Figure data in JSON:
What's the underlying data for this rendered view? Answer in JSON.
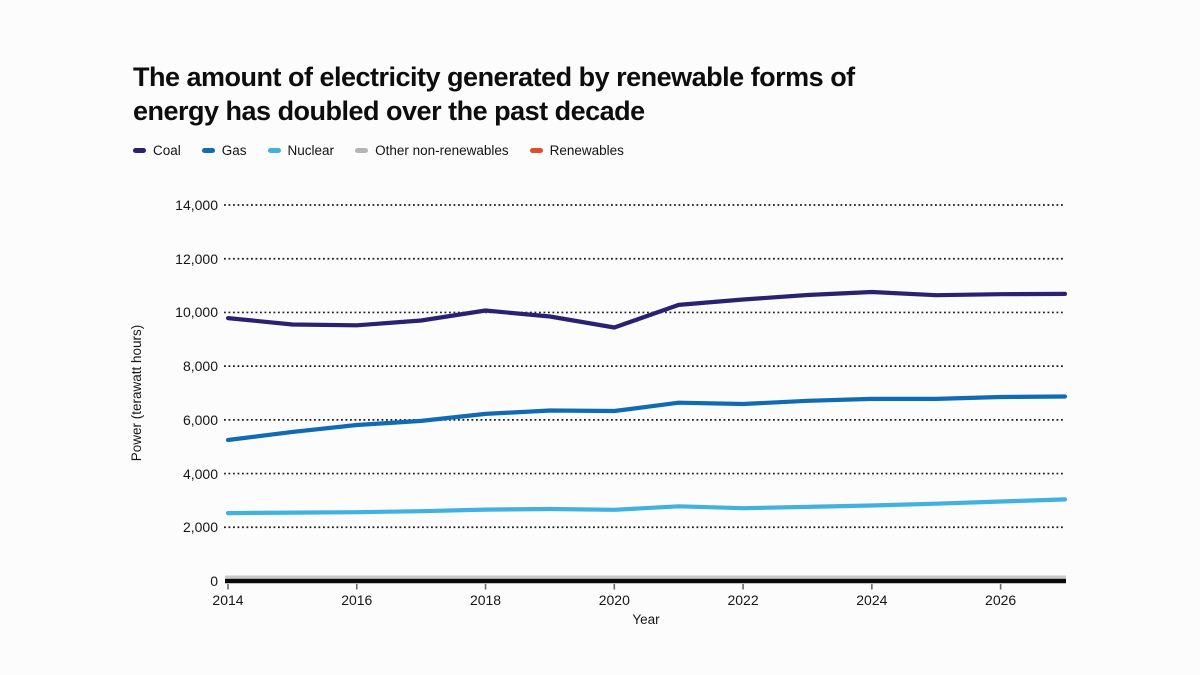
{
  "title": {
    "text": "The amount of electricity generated by renewable forms of energy has doubled over the past decade"
  },
  "legend": {
    "items": [
      {
        "label": "Coal",
        "color": "#2b2173"
      },
      {
        "label": "Gas",
        "color": "#0f6bb4"
      },
      {
        "label": "Nuclear",
        "color": "#41b1e2"
      },
      {
        "label": "Other non-renewables",
        "color": "#b5b5b5"
      },
      {
        "label": "Renewables",
        "color": "#dd4f26"
      }
    ]
  },
  "chart_data": {
    "type": "line",
    "title": "The amount of electricity generated by renewable forms of energy has doubled over the past decade",
    "xlabel": "Year",
    "ylabel": "Power (terawatt hours)",
    "x": [
      2014,
      2015,
      2016,
      2017,
      2018,
      2019,
      2020,
      2021,
      2022,
      2023,
      2024,
      2025,
      2026,
      2027
    ],
    "series": [
      {
        "name": "Coal",
        "color": "#2b2173",
        "visible": true,
        "values": [
          9790,
          9550,
          9520,
          9700,
          10070,
          9850,
          9440,
          10280,
          10480,
          10650,
          10760,
          10640,
          10680,
          10690
        ]
      },
      {
        "name": "Gas",
        "color": "#0f6bb4",
        "visible": true,
        "values": [
          5250,
          5550,
          5810,
          5960,
          6220,
          6350,
          6330,
          6640,
          6590,
          6710,
          6780,
          6780,
          6850,
          6870
        ]
      },
      {
        "name": "Nuclear",
        "color": "#41b1e2",
        "visible": true,
        "values": [
          2530,
          2545,
          2560,
          2600,
          2660,
          2680,
          2650,
          2780,
          2710,
          2760,
          2810,
          2880,
          2960,
          3040
        ]
      },
      {
        "name": "Other non-renewables",
        "color": "#b5b5b5",
        "visible": false,
        "values": []
      },
      {
        "name": "Renewables",
        "color": "#dd4f26",
        "visible": false,
        "values": []
      }
    ],
    "ylim": [
      0,
      14000
    ],
    "yticks": [
      0,
      2000,
      4000,
      6000,
      8000,
      10000,
      12000,
      14000
    ],
    "ytick_labels": [
      "0",
      "2,000",
      "4,000",
      "6,000",
      "8,000",
      "10,000",
      "12,000",
      "14,000"
    ],
    "xticks": [
      2014,
      2016,
      2018,
      2020,
      2022,
      2024,
      2026
    ],
    "xtick_labels": [
      "2014",
      "2016",
      "2018",
      "2020",
      "2022",
      "2024",
      "2026"
    ],
    "grid": "horizontal-dotted",
    "legend_position": "top-left",
    "colors": {
      "grid": "#1c1c1c",
      "axis": "#0a0a0a",
      "axis_top_stripe": "#c9c9c9",
      "tick": "#6b6b6b",
      "background": "#fcfcfc"
    }
  }
}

== The exercise ==
Read the entries above, then pull out the lines that include "forms".

== The output ==
    "text": "The amount of electricity generated by renewable forms of energy has doubled over the past decade"
    "title": "The amount of electricity generated by renewable forms of energy has doubled over the past decade",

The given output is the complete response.